[Stored items from a collection]
====================
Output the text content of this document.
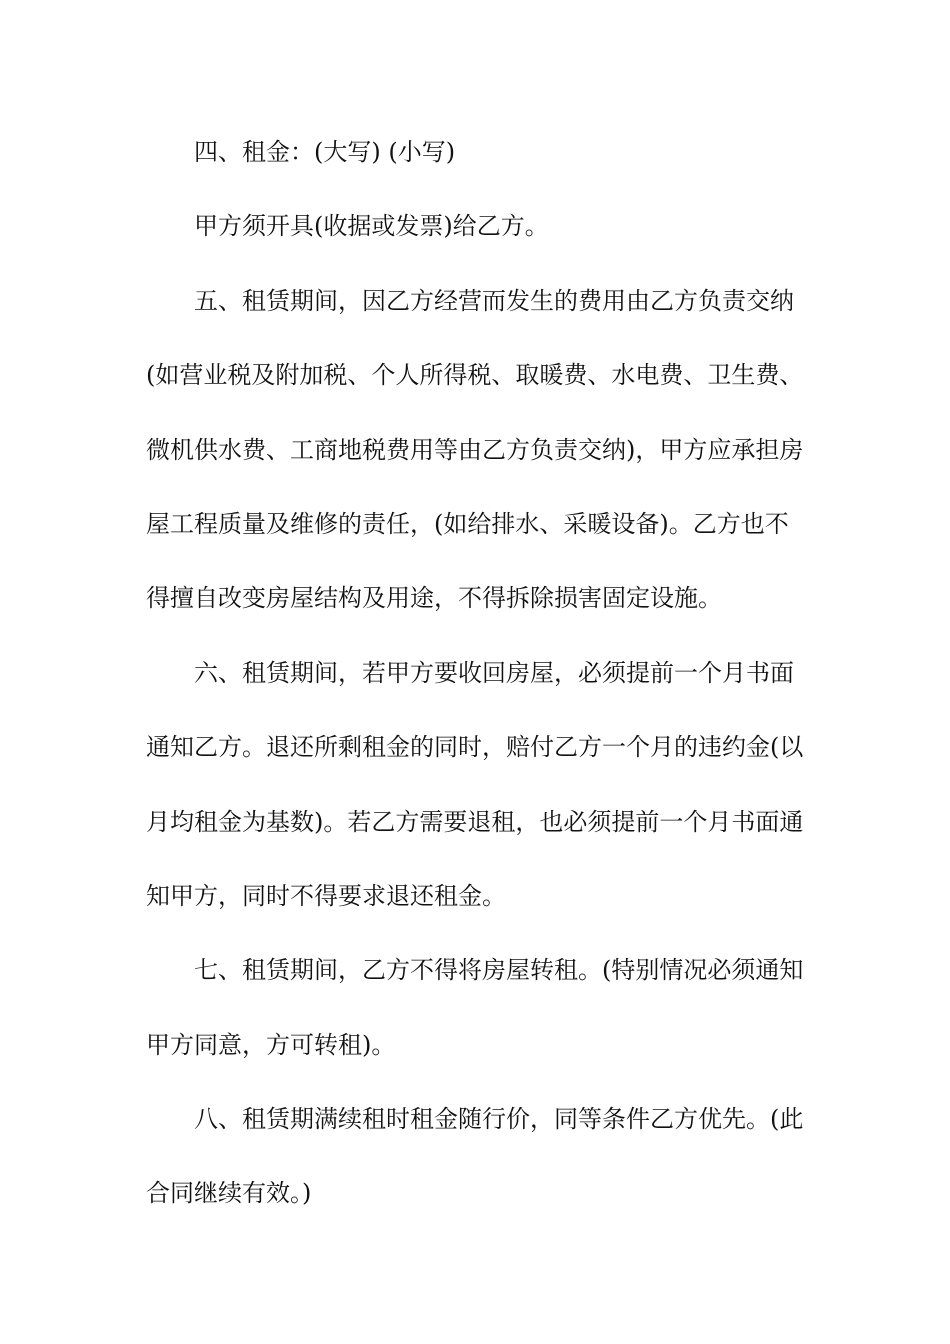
四、租金：(大写) (小写)
甲方须开具(收据或发票)给乙方。
五、租赁期间，因乙方经营而发生的费用由乙方负责交纳
(如营业税及附加税、个人所得税、取暖费、水电费、卫生费、
微机供水费、工商地税费用等由乙方负责交纳)，甲方应承担房
屋工程质量及维修的责任，(如给排水、采暖设备)。乙方也不
得擅自改变房屋结构及用途，不得拆除损害固定设施。
六、租赁期间，若甲方要收回房屋，必须提前一个月书面
通知乙方。退还所剩租金的同时，赔付乙方一个月的违约金(以
月均租金为基数)。若乙方需要退租，也必须提前一个月书面通
知甲方，同时不得要求退还租金。
七、租赁期间，乙方不得将房屋转租。(特别情况必须通知
甲方同意，方可转租)。
八、租赁期满续租时租金随行价，同等条件乙方优先。(此
合同继续有效。)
====================
Brief. Take the listing above and print it exactly, apart from the pictures.

Answer for this exercise.
Output the text content of this document.
四、租金：(大写) (小写)
甲方须开具(收据或发票)给乙方。
五、租赁期间，因乙方经营而发生的费用由乙方负责交纳
(如营业税及附加税、个人所得税、取暖费、水电费、卫生费、
微机供水费、工商地税费用等由乙方负责交纳)，甲方应承担房
屋工程质量及维修的责任，(如给排水、采暖设备)。乙方也不
得擅自改变房屋结构及用途，不得拆除损害固定设施。
六、租赁期间，若甲方要收回房屋，必须提前一个月书面
通知乙方。退还所剩租金的同时，赔付乙方一个月的违约金(以
月均租金为基数)。若乙方需要退租，也必须提前一个月书面通
知甲方，同时不得要求退还租金。
七、租赁期间，乙方不得将房屋转租。(特别情况必须通知
甲方同意，方可转租)。
八、租赁期满续租时租金随行价，同等条件乙方优先。(此
合同继续有效。)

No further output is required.